• **Short task**: Retype every entry exactly, character for character.

• **Record set**:

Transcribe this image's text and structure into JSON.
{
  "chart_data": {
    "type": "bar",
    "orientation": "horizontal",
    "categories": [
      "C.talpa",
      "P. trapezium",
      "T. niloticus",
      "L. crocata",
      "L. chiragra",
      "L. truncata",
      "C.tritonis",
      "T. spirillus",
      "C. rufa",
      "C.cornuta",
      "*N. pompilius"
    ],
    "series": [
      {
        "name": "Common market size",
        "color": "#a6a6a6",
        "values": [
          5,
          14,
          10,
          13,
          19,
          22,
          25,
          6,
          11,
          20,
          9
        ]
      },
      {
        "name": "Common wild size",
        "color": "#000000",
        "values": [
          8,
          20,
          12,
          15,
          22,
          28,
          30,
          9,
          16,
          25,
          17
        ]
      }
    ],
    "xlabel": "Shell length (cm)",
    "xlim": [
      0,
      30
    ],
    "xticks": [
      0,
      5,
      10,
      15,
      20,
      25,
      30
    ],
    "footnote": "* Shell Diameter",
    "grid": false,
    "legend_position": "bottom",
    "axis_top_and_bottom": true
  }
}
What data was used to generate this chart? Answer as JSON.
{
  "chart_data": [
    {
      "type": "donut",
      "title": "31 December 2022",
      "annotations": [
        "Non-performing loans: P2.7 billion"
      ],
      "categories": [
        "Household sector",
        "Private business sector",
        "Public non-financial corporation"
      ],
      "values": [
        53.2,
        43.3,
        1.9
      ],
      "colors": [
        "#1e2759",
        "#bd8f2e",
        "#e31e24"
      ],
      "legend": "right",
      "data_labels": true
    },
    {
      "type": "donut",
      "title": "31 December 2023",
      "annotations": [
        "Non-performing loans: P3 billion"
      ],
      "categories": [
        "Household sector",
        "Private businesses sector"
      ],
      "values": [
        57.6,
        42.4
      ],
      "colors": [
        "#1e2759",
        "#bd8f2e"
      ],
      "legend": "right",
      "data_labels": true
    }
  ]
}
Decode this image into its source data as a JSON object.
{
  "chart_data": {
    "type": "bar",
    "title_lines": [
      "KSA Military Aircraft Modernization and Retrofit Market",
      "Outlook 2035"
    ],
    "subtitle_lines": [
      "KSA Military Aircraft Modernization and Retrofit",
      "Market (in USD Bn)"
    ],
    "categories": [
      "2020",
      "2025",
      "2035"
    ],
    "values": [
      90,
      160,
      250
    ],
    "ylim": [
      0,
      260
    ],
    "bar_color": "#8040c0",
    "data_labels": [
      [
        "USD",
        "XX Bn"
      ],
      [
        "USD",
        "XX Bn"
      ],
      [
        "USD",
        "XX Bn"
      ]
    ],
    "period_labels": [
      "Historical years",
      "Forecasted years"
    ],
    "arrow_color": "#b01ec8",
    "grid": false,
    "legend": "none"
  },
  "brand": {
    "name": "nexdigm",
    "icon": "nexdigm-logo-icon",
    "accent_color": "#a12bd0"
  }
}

• **Written solution**:
Transcribe this image's text and structure into JSON.
{
  "chart_data": {
    "type": "bar",
    "orientation": "horizontal",
    "categories": [
      "C.talpa",
      "P. trapezium",
      "T. niloticus",
      "L. crocata",
      "L. chiragra",
      "L. truncata",
      "C.tritonis",
      "T. spirillus",
      "C. rufa",
      "C.cornuta",
      "*N. pompilius"
    ],
    "series": [
      {
        "name": "Common market size",
        "color": "#a6a6a6",
        "values": [
          5,
          14,
          10,
          13,
          19,
          22,
          25,
          6,
          11,
          20,
          9
        ]
      },
      {
        "name": "Common wild size",
        "color": "#000000",
        "values": [
          8,
          20,
          12,
          15,
          22,
          28,
          30,
          9,
          16,
          25,
          17
        ]
      }
    ],
    "xlabel": "Shell length (cm)",
    "xlim": [
      0,
      30
    ],
    "xticks": [
      0,
      5,
      10,
      15,
      20,
      25,
      30
    ],
    "footnote": "* Shell Diameter",
    "grid": false,
    "legend_position": "bottom",
    "axis_top_and_bottom": true
  }
}
What data was used to generate this chart? Answer as JSON.
{
  "chart_data": [
    {
      "type": "donut",
      "title": "31 December 2022",
      "annotations": [
        "Non-performing loans: P2.7 billion"
      ],
      "categories": [
        "Household sector",
        "Private business sector",
        "Public non-financial corporation"
      ],
      "values": [
        53.2,
        43.3,
        1.9
      ],
      "colors": [
        "#1e2759",
        "#bd8f2e",
        "#e31e24"
      ],
      "legend": "right",
      "data_labels": true
    },
    {
      "type": "donut",
      "title": "31 December 2023",
      "annotations": [
        "Non-performing loans: P3 billion"
      ],
      "categories": [
        "Household sector",
        "Private businesses sector"
      ],
      "values": [
        57.6,
        42.4
      ],
      "colors": [
        "#1e2759",
        "#bd8f2e"
      ],
      "legend": "right",
      "data_labels": true
    }
  ]
}
Decode this image into its source data as a JSON object.
{
  "chart_data": {
    "type": "bar",
    "title_lines": [
      "KSA Military Aircraft Modernization and Retrofit Market",
      "Outlook 2035"
    ],
    "subtitle_lines": [
      "KSA Military Aircraft Modernization and Retrofit",
      "Market (in USD Bn)"
    ],
    "categories": [
      "2020",
      "2025",
      "2035"
    ],
    "values": [
      90,
      160,
      250
    ],
    "ylim": [
      0,
      260
    ],
    "bar_color": "#8040c0",
    "data_labels": [
      [
        "USD",
        "XX Bn"
      ],
      [
        "USD",
        "XX Bn"
      ],
      [
        "USD",
        "XX Bn"
      ]
    ],
    "period_labels": [
      "Historical years",
      "Forecasted years"
    ],
    "arrow_color": "#b01ec8",
    "grid": false,
    "legend": "none"
  },
  "brand": {
    "name": "nexdigm",
    "icon": "nexdigm-logo-icon",
    "accent_color": "#a12bd0"
  }
}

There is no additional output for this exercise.